For every line in the records that has the word "City", make a copy.

---

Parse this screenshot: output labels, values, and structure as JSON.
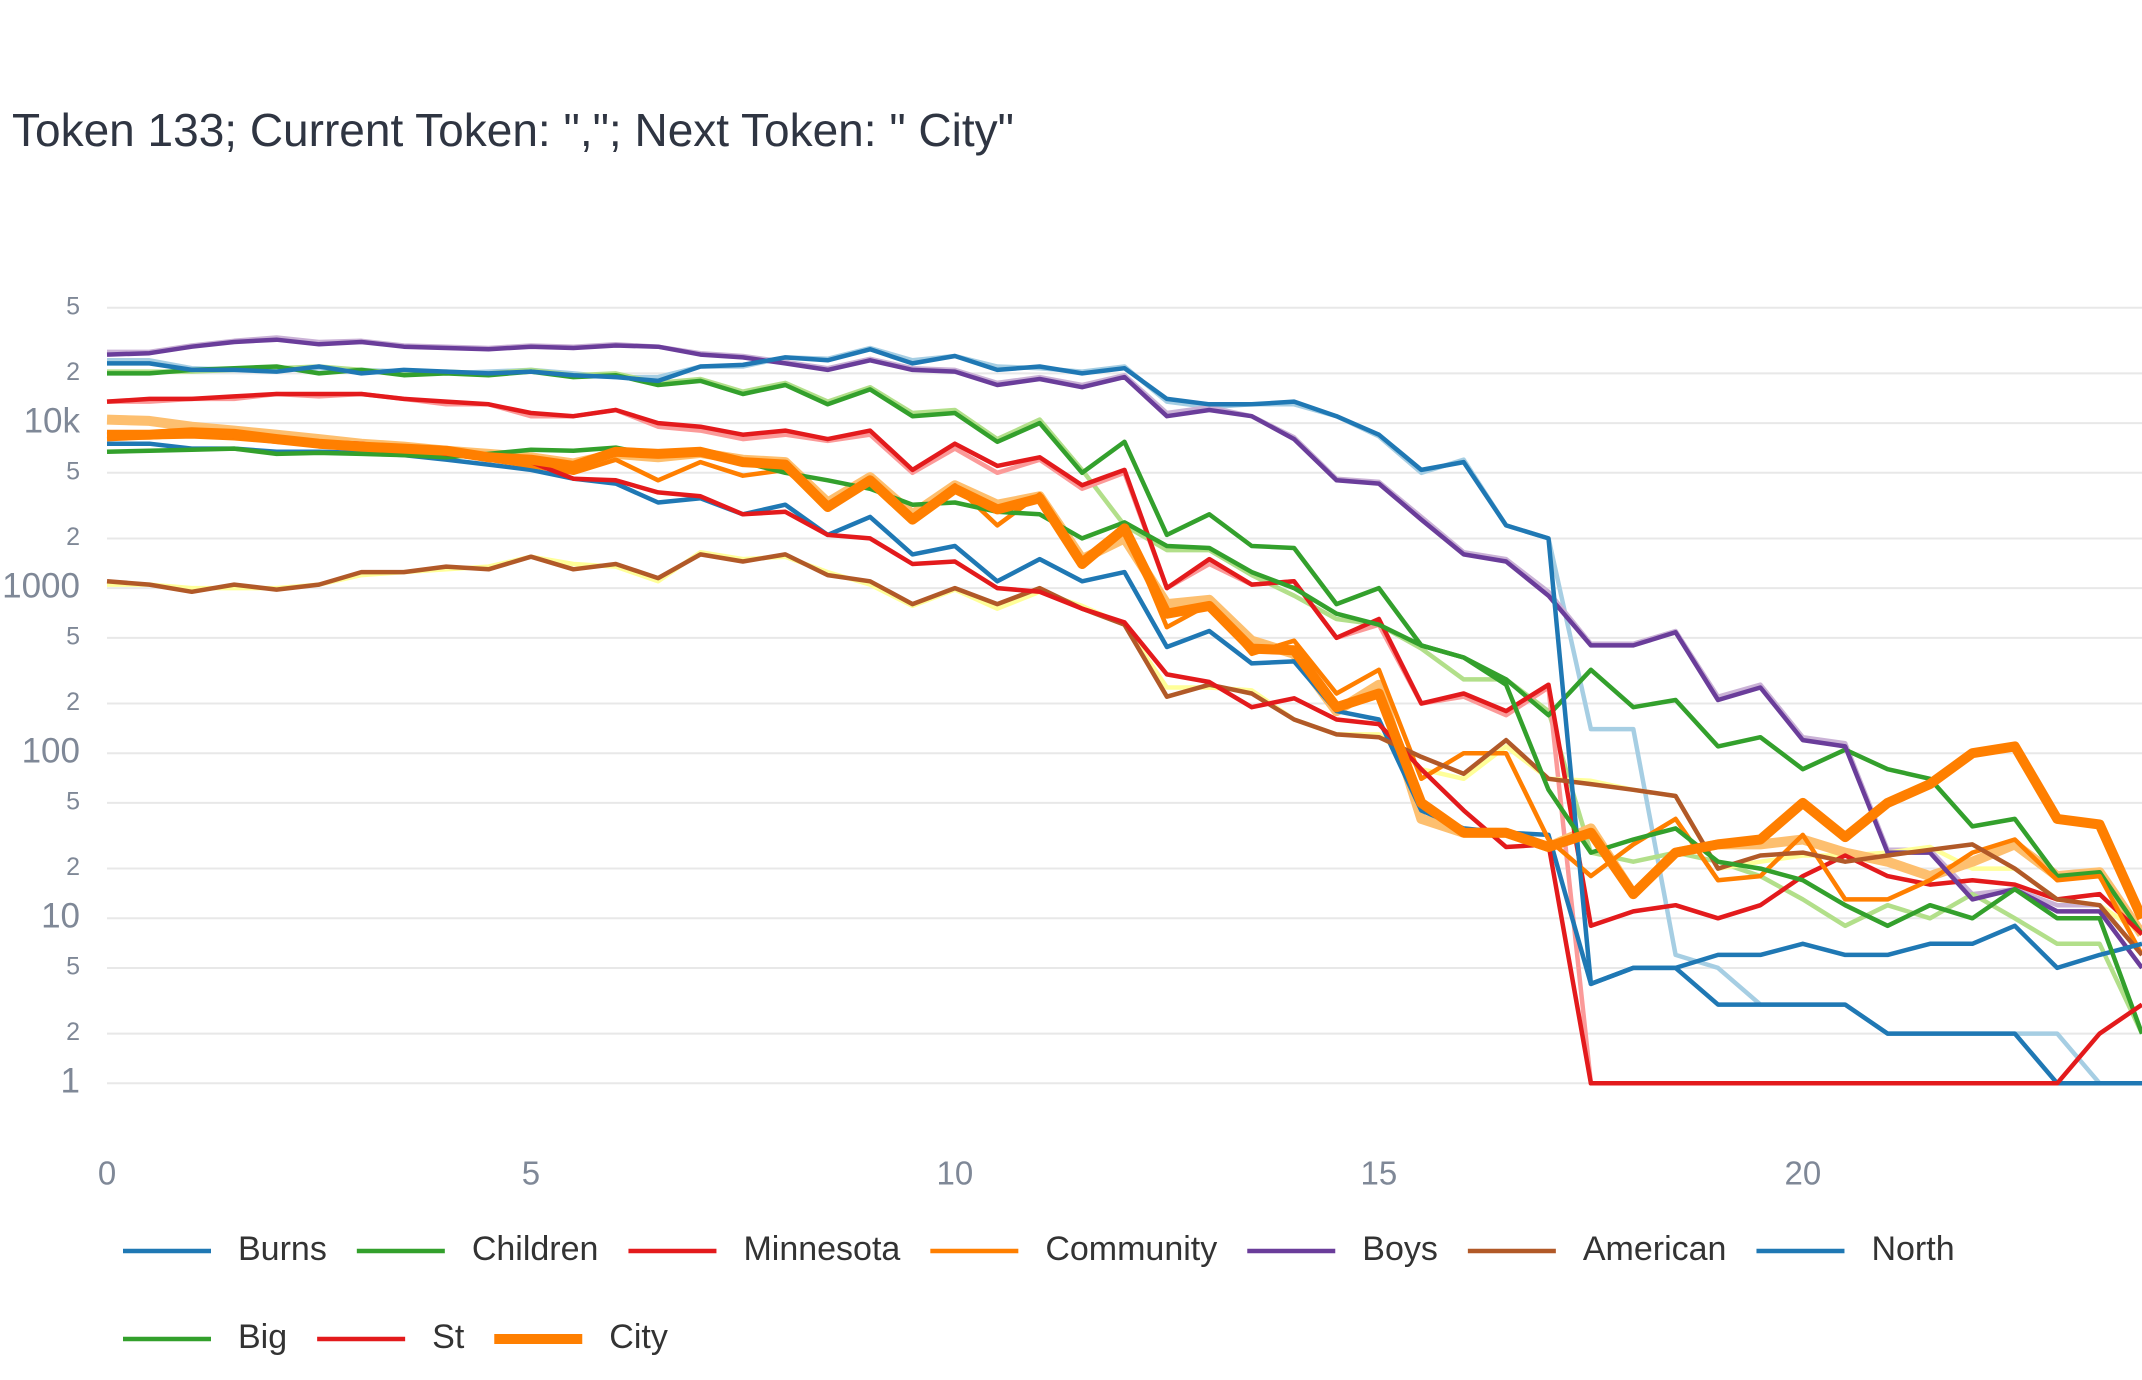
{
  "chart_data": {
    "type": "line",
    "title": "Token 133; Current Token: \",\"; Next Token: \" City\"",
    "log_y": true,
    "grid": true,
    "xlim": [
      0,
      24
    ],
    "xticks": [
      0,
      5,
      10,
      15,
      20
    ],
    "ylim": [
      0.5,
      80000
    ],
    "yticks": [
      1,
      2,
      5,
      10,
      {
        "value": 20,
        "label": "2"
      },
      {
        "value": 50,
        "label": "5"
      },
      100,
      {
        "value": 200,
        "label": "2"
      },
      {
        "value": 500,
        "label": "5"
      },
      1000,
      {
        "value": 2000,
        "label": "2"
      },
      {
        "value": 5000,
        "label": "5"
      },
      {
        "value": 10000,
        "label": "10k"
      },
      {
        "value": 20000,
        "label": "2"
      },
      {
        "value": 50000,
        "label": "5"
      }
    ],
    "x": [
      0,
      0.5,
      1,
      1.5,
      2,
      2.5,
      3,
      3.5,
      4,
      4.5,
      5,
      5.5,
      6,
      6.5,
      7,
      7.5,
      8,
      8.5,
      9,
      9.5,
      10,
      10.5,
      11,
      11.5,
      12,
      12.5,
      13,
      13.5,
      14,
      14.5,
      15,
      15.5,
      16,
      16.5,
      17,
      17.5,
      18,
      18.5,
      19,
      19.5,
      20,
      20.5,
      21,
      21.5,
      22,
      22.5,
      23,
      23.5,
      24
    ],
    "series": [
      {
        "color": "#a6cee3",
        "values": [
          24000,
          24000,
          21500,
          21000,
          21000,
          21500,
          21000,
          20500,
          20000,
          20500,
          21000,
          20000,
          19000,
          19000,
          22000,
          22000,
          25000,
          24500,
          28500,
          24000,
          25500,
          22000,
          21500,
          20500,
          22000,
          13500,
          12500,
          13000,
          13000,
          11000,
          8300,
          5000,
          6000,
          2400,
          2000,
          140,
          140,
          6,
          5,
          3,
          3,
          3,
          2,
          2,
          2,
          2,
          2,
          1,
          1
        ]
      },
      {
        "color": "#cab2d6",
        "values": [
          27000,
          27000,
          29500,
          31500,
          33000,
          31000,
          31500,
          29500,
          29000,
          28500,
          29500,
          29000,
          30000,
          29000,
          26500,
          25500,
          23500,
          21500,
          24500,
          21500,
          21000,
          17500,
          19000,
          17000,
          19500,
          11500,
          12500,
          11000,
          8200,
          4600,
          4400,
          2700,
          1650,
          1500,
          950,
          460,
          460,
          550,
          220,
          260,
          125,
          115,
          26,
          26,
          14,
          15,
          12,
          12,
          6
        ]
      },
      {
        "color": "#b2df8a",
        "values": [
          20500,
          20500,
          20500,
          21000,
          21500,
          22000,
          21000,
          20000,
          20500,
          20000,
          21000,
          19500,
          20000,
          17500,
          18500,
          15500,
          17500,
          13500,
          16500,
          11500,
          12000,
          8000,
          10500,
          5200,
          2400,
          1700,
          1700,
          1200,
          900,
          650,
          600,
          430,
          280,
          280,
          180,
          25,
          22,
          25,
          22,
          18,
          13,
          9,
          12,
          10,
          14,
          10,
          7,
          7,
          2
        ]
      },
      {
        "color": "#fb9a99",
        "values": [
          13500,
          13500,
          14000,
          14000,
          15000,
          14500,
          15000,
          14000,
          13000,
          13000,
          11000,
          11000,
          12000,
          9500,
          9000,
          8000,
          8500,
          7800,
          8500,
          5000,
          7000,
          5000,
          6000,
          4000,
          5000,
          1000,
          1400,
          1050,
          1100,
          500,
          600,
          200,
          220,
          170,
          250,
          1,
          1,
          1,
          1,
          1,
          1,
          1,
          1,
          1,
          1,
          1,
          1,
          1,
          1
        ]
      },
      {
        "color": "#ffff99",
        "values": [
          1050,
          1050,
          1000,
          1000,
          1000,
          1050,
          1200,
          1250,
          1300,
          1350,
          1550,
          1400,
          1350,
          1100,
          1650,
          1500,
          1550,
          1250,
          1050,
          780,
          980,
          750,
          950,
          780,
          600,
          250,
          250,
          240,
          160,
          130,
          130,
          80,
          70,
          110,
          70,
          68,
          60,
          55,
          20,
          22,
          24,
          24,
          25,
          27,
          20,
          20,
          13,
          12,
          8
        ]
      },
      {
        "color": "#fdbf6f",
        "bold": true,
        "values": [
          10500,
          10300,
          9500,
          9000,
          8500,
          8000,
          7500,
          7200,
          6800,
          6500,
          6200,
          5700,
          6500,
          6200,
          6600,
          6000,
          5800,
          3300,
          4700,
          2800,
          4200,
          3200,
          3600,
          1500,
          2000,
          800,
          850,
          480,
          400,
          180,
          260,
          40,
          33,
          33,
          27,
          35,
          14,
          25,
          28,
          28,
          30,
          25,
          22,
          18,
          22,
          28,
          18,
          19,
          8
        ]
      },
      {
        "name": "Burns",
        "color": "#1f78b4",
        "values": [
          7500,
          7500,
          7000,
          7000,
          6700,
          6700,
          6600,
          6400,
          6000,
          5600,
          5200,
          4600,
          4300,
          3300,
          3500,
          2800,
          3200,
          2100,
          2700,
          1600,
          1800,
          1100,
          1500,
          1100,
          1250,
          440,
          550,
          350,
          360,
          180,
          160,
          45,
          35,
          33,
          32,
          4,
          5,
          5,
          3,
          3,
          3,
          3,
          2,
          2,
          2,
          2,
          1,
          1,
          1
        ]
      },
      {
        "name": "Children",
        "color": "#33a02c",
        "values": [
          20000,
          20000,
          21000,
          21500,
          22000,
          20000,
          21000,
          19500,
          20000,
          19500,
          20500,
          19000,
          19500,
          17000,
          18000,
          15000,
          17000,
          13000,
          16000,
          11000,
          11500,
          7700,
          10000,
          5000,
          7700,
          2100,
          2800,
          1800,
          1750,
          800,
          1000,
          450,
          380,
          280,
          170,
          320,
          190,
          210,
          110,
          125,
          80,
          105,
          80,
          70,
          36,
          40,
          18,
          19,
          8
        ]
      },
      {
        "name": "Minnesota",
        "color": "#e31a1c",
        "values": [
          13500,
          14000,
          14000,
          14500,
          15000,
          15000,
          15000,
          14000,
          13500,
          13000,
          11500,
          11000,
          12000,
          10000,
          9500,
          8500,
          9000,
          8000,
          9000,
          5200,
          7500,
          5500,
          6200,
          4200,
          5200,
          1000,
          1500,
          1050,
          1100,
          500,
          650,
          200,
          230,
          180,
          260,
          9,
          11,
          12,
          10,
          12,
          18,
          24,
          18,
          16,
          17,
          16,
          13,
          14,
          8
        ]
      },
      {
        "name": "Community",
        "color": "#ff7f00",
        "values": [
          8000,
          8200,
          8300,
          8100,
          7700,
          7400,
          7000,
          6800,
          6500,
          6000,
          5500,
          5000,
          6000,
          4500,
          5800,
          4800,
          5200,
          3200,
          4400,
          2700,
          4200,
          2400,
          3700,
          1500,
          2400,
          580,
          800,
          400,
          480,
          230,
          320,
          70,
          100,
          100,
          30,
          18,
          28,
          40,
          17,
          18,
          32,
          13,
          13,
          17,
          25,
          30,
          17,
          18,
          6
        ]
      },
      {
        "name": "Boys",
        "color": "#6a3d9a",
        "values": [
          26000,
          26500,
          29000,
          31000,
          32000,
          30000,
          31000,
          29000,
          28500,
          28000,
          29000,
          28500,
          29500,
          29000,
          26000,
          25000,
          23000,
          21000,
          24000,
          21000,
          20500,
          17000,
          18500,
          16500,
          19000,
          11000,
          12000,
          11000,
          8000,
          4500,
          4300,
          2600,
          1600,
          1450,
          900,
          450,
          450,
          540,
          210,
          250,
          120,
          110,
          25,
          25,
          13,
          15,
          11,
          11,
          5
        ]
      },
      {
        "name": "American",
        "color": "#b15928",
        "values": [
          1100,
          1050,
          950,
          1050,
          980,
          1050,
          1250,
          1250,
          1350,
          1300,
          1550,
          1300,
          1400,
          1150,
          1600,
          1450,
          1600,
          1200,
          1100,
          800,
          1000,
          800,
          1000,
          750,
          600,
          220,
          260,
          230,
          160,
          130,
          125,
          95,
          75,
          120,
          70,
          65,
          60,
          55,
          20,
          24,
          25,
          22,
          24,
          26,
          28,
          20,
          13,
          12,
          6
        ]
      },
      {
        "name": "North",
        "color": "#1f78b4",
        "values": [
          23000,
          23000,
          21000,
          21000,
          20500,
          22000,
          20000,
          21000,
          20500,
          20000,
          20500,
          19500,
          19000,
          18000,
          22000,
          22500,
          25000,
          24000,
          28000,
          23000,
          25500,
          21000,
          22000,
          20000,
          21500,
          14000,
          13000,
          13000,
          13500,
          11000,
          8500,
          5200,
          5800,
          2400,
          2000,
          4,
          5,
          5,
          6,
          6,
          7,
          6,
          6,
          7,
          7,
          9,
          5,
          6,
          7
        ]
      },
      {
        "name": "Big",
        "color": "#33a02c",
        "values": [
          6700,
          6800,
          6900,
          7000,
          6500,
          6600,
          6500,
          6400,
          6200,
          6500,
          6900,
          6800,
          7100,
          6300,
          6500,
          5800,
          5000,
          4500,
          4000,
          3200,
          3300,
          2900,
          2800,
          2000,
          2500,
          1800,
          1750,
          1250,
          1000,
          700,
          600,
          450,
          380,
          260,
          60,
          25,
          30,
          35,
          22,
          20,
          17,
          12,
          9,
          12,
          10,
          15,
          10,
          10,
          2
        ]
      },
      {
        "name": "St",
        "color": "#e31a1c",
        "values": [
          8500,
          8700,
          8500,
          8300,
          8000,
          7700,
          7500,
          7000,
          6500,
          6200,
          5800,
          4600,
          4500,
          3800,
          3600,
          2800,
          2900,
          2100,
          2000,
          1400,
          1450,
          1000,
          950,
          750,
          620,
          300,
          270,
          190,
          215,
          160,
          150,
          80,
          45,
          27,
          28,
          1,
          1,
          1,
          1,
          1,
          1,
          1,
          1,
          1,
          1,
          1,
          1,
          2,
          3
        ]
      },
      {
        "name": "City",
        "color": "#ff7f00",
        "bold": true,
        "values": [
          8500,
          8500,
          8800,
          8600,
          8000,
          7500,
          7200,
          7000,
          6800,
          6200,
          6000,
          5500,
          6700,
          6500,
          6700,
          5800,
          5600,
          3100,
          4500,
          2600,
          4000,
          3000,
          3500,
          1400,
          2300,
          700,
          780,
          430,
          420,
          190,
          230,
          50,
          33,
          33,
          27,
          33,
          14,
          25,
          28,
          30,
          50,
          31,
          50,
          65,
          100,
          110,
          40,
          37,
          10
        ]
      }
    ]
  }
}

---

### Solved exercise
    "title": "Token 133; Current Token: \",\"; Next Token: \" City\"",
        "name": "City",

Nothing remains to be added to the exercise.